(EXERCISE BRIEF) Below is a block of records; repeat all of them exactly.

(INPUT)
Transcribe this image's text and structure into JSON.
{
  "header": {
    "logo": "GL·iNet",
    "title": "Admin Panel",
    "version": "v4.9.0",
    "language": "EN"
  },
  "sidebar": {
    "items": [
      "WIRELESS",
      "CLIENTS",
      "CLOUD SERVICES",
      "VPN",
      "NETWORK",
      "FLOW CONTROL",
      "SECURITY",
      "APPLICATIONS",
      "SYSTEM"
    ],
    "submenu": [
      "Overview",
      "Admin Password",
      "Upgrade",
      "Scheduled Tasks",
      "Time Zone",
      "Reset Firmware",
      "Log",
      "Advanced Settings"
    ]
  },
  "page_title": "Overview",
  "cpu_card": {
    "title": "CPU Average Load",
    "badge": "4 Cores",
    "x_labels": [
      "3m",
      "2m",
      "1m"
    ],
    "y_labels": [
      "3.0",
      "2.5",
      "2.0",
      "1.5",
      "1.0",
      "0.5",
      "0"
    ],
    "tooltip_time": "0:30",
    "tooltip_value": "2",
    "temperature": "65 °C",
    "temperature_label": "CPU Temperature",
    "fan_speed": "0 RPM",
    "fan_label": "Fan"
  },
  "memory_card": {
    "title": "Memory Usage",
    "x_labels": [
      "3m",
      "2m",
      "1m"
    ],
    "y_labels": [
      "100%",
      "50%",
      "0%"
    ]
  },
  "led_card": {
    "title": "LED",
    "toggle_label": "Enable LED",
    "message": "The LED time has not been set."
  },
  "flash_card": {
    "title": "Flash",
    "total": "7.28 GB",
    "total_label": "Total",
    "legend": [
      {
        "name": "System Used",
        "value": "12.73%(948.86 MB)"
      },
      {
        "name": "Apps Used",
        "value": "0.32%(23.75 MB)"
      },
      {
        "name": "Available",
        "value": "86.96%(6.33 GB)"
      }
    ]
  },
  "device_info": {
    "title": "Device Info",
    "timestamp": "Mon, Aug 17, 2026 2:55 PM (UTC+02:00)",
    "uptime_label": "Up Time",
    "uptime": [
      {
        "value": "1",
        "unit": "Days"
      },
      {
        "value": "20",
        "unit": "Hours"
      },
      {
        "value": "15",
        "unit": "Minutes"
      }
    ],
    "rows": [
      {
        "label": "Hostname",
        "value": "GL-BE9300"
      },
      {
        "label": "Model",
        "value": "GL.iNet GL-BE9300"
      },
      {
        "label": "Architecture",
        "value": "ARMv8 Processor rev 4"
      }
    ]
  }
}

(RESPONSE TO THE EXERCISE)
Transcribe this image's text and structure into JSON.
{
  "header": {
    "logo": "GL·iNet",
    "title": "Admin Panel",
    "version": "v4.9.0",
    "language": "EN"
  },
  "sidebar": {
    "items": [
      "WIRELESS",
      "CLIENTS",
      "CLOUD SERVICES",
      "VPN",
      "NETWORK",
      "FLOW CONTROL",
      "SECURITY",
      "APPLICATIONS",
      "SYSTEM"
    ],
    "submenu": [
      "Overview",
      "Admin Password",
      "Upgrade",
      "Scheduled Tasks",
      "Time Zone",
      "Reset Firmware",
      "Log",
      "Advanced Settings"
    ]
  },
  "page_title": "Overview",
  "cpu_card": {
    "title": "CPU Average Load",
    "badge": "4 Cores",
    "x_labels": [
      "3m",
      "2m",
      "1m"
    ],
    "y_labels": [
      "3.0",
      "2.5",
      "2.0",
      "1.5",
      "1.0",
      "0.5",
      "0"
    ],
    "tooltip_time": "0:30",
    "tooltip_value": "2",
    "temperature": "65 °C",
    "temperature_label": "CPU Temperature",
    "fan_speed": "0 RPM",
    "fan_label": "Fan"
  },
  "memory_card": {
    "title": "Memory Usage",
    "x_labels": [
      "3m",
      "2m",
      "1m"
    ],
    "y_labels": [
      "100%",
      "50%",
      "0%"
    ]
  },
  "led_card": {
    "title": "LED",
    "toggle_label": "Enable LED",
    "message": "The LED time has not been set."
  },
  "flash_card": {
    "title": "Flash",
    "total": "7.28 GB",
    "total_label": "Total",
    "legend": [
      {
        "name": "System Used",
        "value": "12.73%(948.86 MB)"
      },
      {
        "name": "Apps Used",
        "value": "0.32%(23.75 MB)"
      },
      {
        "name": "Available",
        "value": "86.96%(6.33 GB)"
      }
    ]
  },
  "device_info": {
    "title": "Device Info",
    "timestamp": "Mon, Aug 17, 2026 2:55 PM (UTC+02:00)",
    "uptime_label": "Up Time",
    "uptime": [
      {
        "value": "1",
        "unit": "Days"
      },
      {
        "value": "20",
        "unit": "Hours"
      },
      {
        "value": "15",
        "unit": "Minutes"
      }
    ],
    "rows": [
      {
        "label": "Hostname",
        "value": "GL-BE9300"
      },
      {
        "label": "Model",
        "value": "GL.iNet GL-BE9300"
      },
      {
        "label": "Architecture",
        "value": "ARMv8 Processor rev 4"
      }
    ]
  }
}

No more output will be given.